▶ **TASK**
Write out every entry, unchanged. Skip any picture.

━━━ RECORDS SHOWN ━━━

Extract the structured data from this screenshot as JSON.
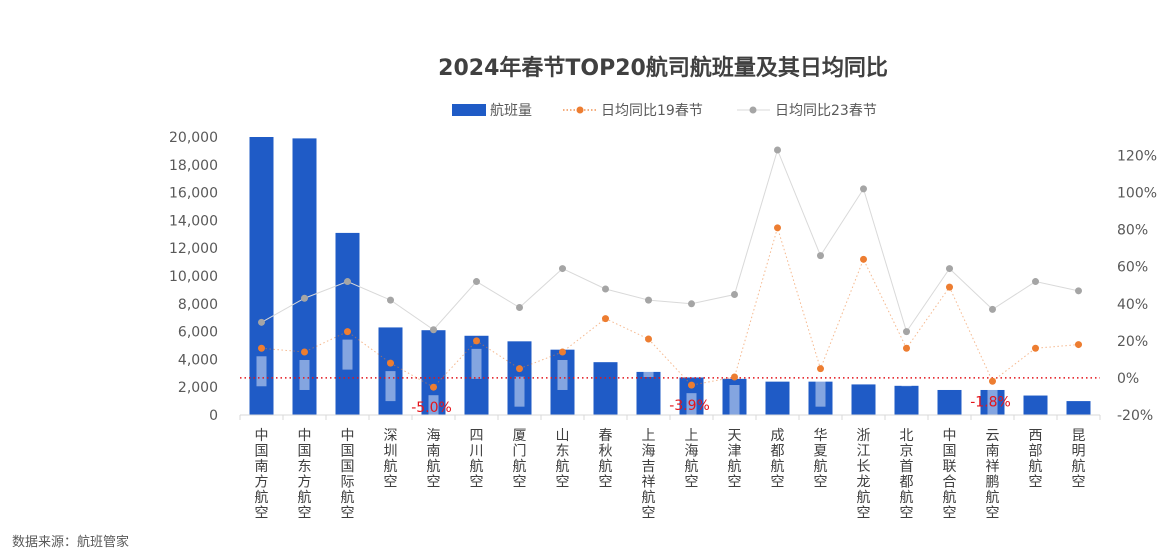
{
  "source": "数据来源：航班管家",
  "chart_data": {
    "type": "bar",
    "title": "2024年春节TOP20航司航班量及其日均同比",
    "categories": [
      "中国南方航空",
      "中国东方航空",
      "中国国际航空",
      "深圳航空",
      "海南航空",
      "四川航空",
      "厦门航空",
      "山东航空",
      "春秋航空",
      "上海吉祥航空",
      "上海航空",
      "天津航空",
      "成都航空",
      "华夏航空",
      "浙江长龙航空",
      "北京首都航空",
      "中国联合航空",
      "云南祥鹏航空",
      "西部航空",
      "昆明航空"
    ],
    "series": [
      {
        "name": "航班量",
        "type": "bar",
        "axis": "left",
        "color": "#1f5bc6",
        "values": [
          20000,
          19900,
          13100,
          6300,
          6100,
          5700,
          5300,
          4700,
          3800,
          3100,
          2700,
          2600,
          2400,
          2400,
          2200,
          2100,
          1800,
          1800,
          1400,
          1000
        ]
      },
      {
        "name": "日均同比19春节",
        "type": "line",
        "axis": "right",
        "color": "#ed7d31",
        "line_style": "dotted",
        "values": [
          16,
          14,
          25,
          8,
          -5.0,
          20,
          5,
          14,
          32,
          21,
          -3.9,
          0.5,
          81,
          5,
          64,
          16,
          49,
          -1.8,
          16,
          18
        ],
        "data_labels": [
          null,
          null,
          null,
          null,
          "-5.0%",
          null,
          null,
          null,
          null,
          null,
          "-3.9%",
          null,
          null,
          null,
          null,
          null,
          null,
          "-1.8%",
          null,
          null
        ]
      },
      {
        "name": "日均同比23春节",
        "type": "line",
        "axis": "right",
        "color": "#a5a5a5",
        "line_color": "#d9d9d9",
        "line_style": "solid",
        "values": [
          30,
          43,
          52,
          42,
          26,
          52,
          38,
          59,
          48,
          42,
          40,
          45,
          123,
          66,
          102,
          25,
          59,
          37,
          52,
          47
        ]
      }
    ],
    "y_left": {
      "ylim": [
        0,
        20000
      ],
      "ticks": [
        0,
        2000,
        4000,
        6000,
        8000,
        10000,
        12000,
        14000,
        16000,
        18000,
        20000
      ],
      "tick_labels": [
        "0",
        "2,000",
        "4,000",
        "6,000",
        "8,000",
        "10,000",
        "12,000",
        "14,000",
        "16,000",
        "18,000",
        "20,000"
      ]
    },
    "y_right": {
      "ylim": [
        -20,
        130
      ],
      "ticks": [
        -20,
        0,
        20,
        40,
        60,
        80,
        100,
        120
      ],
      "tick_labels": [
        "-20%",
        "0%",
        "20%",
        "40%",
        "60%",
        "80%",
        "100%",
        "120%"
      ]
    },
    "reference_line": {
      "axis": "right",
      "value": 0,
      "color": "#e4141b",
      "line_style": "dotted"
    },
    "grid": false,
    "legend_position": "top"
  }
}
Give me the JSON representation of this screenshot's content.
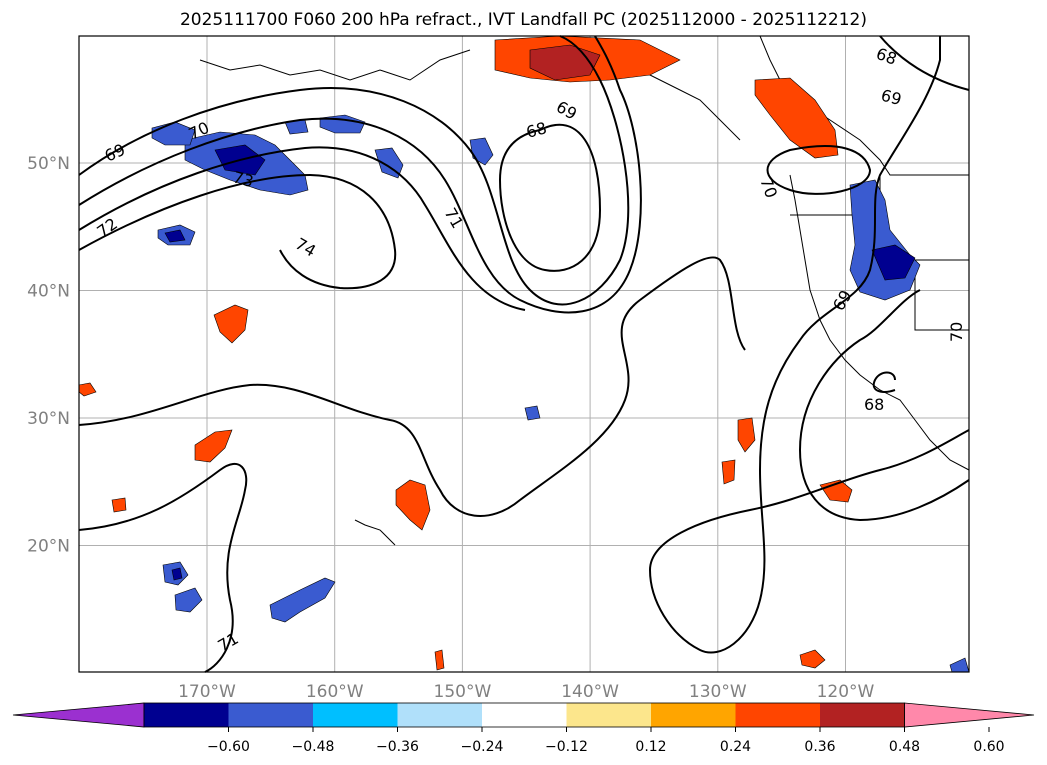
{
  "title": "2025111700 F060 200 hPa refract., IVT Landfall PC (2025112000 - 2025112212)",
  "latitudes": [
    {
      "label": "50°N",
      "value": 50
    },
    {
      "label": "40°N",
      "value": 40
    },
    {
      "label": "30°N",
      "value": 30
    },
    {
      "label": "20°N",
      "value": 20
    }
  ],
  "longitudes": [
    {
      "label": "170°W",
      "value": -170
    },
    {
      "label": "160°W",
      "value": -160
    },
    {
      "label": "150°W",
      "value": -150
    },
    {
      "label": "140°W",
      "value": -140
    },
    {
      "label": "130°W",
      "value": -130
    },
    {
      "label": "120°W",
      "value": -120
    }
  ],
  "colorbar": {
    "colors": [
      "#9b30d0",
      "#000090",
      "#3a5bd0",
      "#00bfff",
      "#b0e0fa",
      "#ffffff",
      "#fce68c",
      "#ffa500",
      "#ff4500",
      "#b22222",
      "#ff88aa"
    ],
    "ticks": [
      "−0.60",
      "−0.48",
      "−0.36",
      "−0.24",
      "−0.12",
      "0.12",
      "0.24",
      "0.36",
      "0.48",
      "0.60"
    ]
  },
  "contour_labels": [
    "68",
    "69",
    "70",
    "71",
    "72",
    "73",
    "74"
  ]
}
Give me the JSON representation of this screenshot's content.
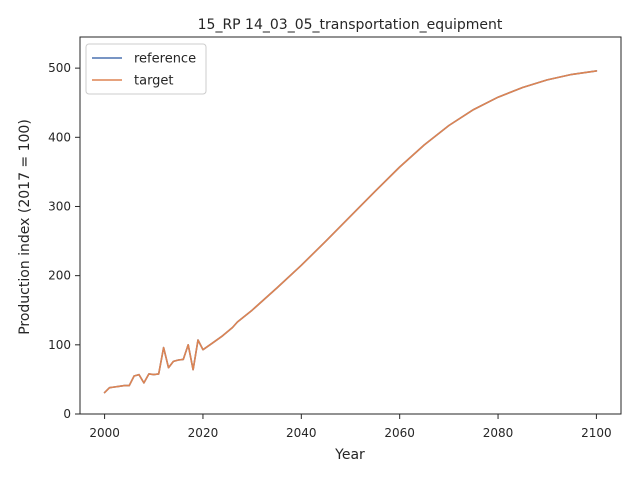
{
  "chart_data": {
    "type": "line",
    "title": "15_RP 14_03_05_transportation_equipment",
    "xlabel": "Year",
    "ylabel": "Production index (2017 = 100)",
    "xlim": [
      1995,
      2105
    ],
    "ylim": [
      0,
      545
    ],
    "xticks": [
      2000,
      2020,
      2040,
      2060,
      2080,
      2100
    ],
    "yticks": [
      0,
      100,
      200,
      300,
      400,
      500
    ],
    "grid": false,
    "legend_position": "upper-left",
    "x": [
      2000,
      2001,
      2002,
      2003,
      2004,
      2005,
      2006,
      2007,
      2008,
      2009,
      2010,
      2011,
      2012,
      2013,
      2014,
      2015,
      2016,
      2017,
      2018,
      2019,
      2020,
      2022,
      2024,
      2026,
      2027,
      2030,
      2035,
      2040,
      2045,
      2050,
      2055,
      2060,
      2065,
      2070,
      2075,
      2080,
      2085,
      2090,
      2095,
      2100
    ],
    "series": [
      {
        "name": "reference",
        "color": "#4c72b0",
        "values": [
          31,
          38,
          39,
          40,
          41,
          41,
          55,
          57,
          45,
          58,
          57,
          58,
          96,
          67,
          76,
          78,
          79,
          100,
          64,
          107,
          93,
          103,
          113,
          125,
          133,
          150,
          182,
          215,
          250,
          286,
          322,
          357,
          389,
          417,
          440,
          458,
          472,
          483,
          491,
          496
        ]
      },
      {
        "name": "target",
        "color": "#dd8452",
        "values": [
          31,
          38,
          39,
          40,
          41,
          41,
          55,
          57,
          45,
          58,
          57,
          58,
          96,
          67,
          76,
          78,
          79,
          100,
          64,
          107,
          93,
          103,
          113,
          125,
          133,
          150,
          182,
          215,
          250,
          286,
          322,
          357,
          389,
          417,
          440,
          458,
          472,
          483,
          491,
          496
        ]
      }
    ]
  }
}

━━━

▶ **WRITTEN REPLY**
Extract the structured data from this screenshot as JSON.
{
  "source": "数据来源：航班管家",
  "chart_data": {
    "type": "bar",
    "title": "2024年春节TOP20航司航班量及其日均同比",
    "categories": [
      "中国南方航空",
      "中国东方航空",
      "中国国际航空",
      "深圳航空",
      "海南航空",
      "四川航空",
      "厦门航空",
      "山东航空",
      "春秋航空",
      "上海吉祥航空",
      "上海航空",
      "天津航空",
      "成都航空",
      "华夏航空",
      "浙江长龙航空",
      "北京首都航空",
      "中国联合航空",
      "云南祥鹏航空",
      "西部航空",
      "昆明航空"
    ],
    "series": [
      {
        "name": "航班量",
        "type": "bar",
        "axis": "left",
        "color": "#1f5bc6",
        "values": [
          20000,
          19900,
          13100,
          6300,
          6100,
          5700,
          5300,
          4700,
          3800,
          3100,
          2700,
          2600,
          2400,
          2400,
          2200,
          2100,
          1800,
          1800,
          1400,
          1000
        ]
      },
      {
        "name": "日均同比19春节",
        "type": "line",
        "axis": "right",
        "color": "#ed7d31",
        "line_style": "dotted",
        "values": [
          16,
          14,
          25,
          8,
          -5.0,
          20,
          5,
          14,
          32,
          21,
          -3.9,
          0.5,
          81,
          5,
          64,
          16,
          49,
          -1.8,
          16,
          18
        ],
        "data_labels": [
          null,
          null,
          null,
          null,
          "-5.0%",
          null,
          null,
          null,
          null,
          null,
          "-3.9%",
          null,
          null,
          null,
          null,
          null,
          null,
          "-1.8%",
          null,
          null
        ]
      },
      {
        "name": "日均同比23春节",
        "type": "line",
        "axis": "right",
        "color": "#a5a5a5",
        "line_color": "#d9d9d9",
        "line_style": "solid",
        "values": [
          30,
          43,
          52,
          42,
          26,
          52,
          38,
          59,
          48,
          42,
          40,
          45,
          123,
          66,
          102,
          25,
          59,
          37,
          52,
          47
        ]
      }
    ],
    "y_left": {
      "ylim": [
        0,
        20000
      ],
      "ticks": [
        0,
        2000,
        4000,
        6000,
        8000,
        10000,
        12000,
        14000,
        16000,
        18000,
        20000
      ],
      "tick_labels": [
        "0",
        "2,000",
        "4,000",
        "6,000",
        "8,000",
        "10,000",
        "12,000",
        "14,000",
        "16,000",
        "18,000",
        "20,000"
      ]
    },
    "y_right": {
      "ylim": [
        -20,
        130
      ],
      "ticks": [
        -20,
        0,
        20,
        40,
        60,
        80,
        100,
        120
      ],
      "tick_labels": [
        "-20%",
        "0%",
        "20%",
        "40%",
        "60%",
        "80%",
        "100%",
        "120%"
      ]
    },
    "reference_line": {
      "axis": "right",
      "value": 0,
      "color": "#e4141b",
      "line_style": "dotted"
    },
    "grid": false,
    "legend_position": "top"
  }
}
Give me the JSON representation of this screenshot's content.
{
  "title": "2025111700 F060 200 hPa refract., IVT Landfall PC (2025112000 - 2025112212)",
  "latitudes": [
    {
      "label": "50°N",
      "value": 50
    },
    {
      "label": "40°N",
      "value": 40
    },
    {
      "label": "30°N",
      "value": 30
    },
    {
      "label": "20°N",
      "value": 20
    }
  ],
  "longitudes": [
    {
      "label": "170°W",
      "value": -170
    },
    {
      "label": "160°W",
      "value": -160
    },
    {
      "label": "150°W",
      "value": -150
    },
    {
      "label": "140°W",
      "value": -140
    },
    {
      "label": "130°W",
      "value": -130
    },
    {
      "label": "120°W",
      "value": -120
    }
  ],
  "colorbar": {
    "colors": [
      "#9b30d0",
      "#000090",
      "#3a5bd0",
      "#00bfff",
      "#b0e0fa",
      "#ffffff",
      "#fce68c",
      "#ffa500",
      "#ff4500",
      "#b22222",
      "#ff88aa"
    ],
    "ticks": [
      "−0.60",
      "−0.48",
      "−0.36",
      "−0.24",
      "−0.12",
      "0.12",
      "0.24",
      "0.36",
      "0.48",
      "0.60"
    ]
  },
  "contour_labels": [
    "68",
    "69",
    "70",
    "71",
    "72",
    "73",
    "74"
  ]
}
Give me the JSON representation of this screenshot's content.
{
  "chart_data": {
    "type": "line",
    "title": "15_RP 14_03_05_transportation_equipment",
    "xlabel": "Year",
    "ylabel": "Production index (2017 = 100)",
    "xlim": [
      1995,
      2105
    ],
    "ylim": [
      0,
      545
    ],
    "xticks": [
      2000,
      2020,
      2040,
      2060,
      2080,
      2100
    ],
    "yticks": [
      0,
      100,
      200,
      300,
      400,
      500
    ],
    "grid": false,
    "legend_position": "upper-left",
    "x": [
      2000,
      2001,
      2002,
      2003,
      2004,
      2005,
      2006,
      2007,
      2008,
      2009,
      2010,
      2011,
      2012,
      2013,
      2014,
      2015,
      2016,
      2017,
      2018,
      2019,
      2020,
      2022,
      2024,
      2026,
      2027,
      2030,
      2035,
      2040,
      2045,
      2050,
      2055,
      2060,
      2065,
      2070,
      2075,
      2080,
      2085,
      2090,
      2095,
      2100
    ],
    "series": [
      {
        "name": "reference",
        "color": "#4c72b0",
        "values": [
          31,
          38,
          39,
          40,
          41,
          41,
          55,
          57,
          45,
          58,
          57,
          58,
          96,
          67,
          76,
          78,
          79,
          100,
          64,
          107,
          93,
          103,
          113,
          125,
          133,
          150,
          182,
          215,
          250,
          286,
          322,
          357,
          389,
          417,
          440,
          458,
          472,
          483,
          491,
          496
        ]
      },
      {
        "name": "target",
        "color": "#dd8452",
        "values": [
          31,
          38,
          39,
          40,
          41,
          41,
          55,
          57,
          45,
          58,
          57,
          58,
          96,
          67,
          76,
          78,
          79,
          100,
          64,
          107,
          93,
          103,
          113,
          125,
          133,
          150,
          182,
          215,
          250,
          286,
          322,
          357,
          389,
          417,
          440,
          458,
          472,
          483,
          491,
          496
        ]
      }
    ]
  }
}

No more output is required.